AVAILABLE DATA.
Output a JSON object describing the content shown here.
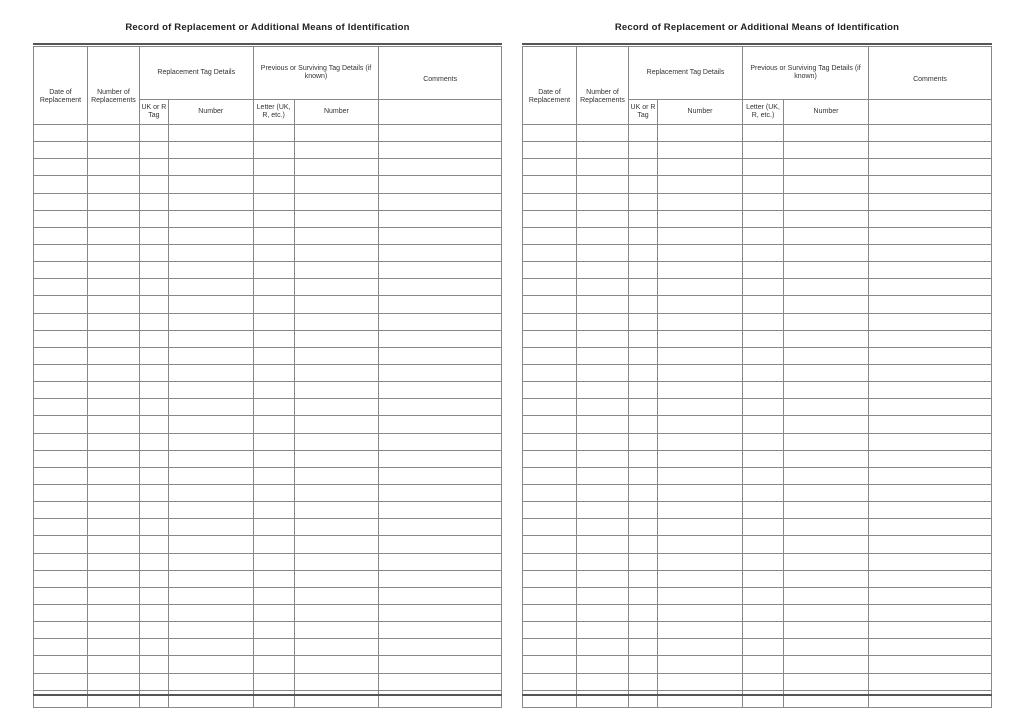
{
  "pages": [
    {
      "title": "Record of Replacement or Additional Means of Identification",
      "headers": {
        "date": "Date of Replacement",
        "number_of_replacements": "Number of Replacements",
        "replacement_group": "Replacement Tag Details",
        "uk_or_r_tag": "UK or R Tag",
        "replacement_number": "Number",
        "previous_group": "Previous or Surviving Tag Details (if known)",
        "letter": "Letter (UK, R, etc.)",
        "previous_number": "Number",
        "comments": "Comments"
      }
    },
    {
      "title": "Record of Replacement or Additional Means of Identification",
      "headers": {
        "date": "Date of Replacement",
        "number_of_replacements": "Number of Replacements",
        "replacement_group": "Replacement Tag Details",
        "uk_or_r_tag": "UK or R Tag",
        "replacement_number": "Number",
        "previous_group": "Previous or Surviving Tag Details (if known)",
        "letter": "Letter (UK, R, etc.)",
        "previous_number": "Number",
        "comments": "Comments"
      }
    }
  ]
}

OBJECTIVE. From start to finish, output the listing exactly, but omit its pictures.

RESULT OF THIS EXERCISE.
Output a JSON object describing the content shown here.
{
  "pages": [
    {
      "title": "Record of Replacement or Additional Means of Identification",
      "headers": {
        "date": "Date of Replacement",
        "number_of_replacements": "Number of Replacements",
        "replacement_group": "Replacement Tag Details",
        "uk_or_r_tag": "UK or R Tag",
        "replacement_number": "Number",
        "previous_group": "Previous or Surviving Tag Details (if known)",
        "letter": "Letter (UK, R, etc.)",
        "previous_number": "Number",
        "comments": "Comments"
      }
    },
    {
      "title": "Record of Replacement or Additional Means of Identification",
      "headers": {
        "date": "Date of Replacement",
        "number_of_replacements": "Number of Replacements",
        "replacement_group": "Replacement Tag Details",
        "uk_or_r_tag": "UK or R Tag",
        "replacement_number": "Number",
        "previous_group": "Previous or Surviving Tag Details (if known)",
        "letter": "Letter (UK, R, etc.)",
        "previous_number": "Number",
        "comments": "Comments"
      }
    }
  ]
}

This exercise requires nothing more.